◆ REQUIRED WORK:
(A) In the guide to saving draft emails with the mail command, which key do you press in mutt to save a composed message as a draft?
(B) From the guide to saving draft emails with the mail command, print the passage that begins at the words "# Send when" and stops after "save as draft)".
(C) Proceed with the guide to saving draft emails with the mail command, picking up right after its final line.

Saving Draft Emails with the mail Command

While the basic mail command doesn’t have direct draft functionality, you can simulate saving drafts using these methods:

1. Save to File Method

Store your unsent email in a file for later editing/sending:

# Create draft file
echo "Subject: Draft Email" > draft.txt
echo "To: user@mail.foo" >> draft.txt
echo "" >> draft.txt
echo "This is my unfinished email content..." >> draft.txt

# Edit later
nano draft.txt

# Send when ready
mail -s "$(head -n 1 draft.txt | cut -d' ' -f2-)" user@mail.foo < <(tail -n +3 draft.txt)

2. Using mutt for Drafts

For proper draft functionality, use mutt:

# Install mutt if needed
sudo apt install mutt

# Create and save draft
mutt -s "Draft Subject" user@mail.foo
(Compose message, then press 'y' to save as draft)

◆ DATASET CONTENT:
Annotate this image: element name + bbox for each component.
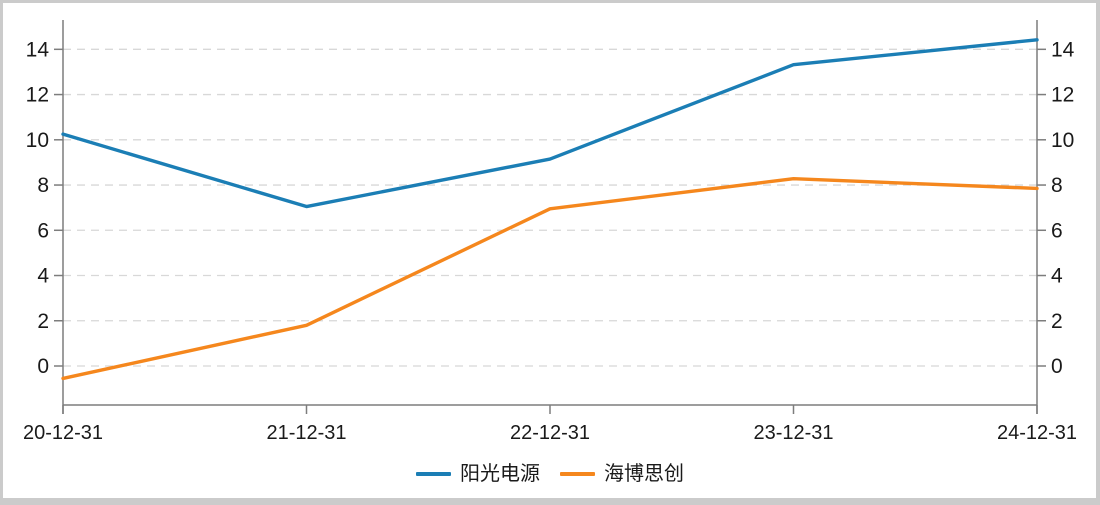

◆ RESULTS OF THE TASKS:
(A) You press 'y'.

(B)
# Send when ready
mail -s "$(head -n 1 draft.txt | cut -d' ' -f2-)" user@mail.foo < <(tail -n +3 draft.txt)

2. Using mutt for Drafts

For proper draft functionality, use mutt:

# Install mutt if needed
sudo apt install mutt

# Create and save draft
mutt -s "Draft Subject" user@mail.foo
(Compose message, then press 'y' to save as draft)

(C)
# Drafts are stored in:
~/drafts

3. Maildir Drafts (Advanced)

For systems using Maildir format:

# Create draft in Maildir
echo "Subject: Draft" > ~/Maildir/drafts/new/$(date +%s).draft

# Edit with any text editor
nano ~/Maildir/drafts/new/*.draft

Important Notes:

  • The basic mail command has no true draft feature

  • For persistent drafts, use proper mail clients like:

    • mutt (terminal)

    • Thunderbird (GUI)

    • alpine (terminal)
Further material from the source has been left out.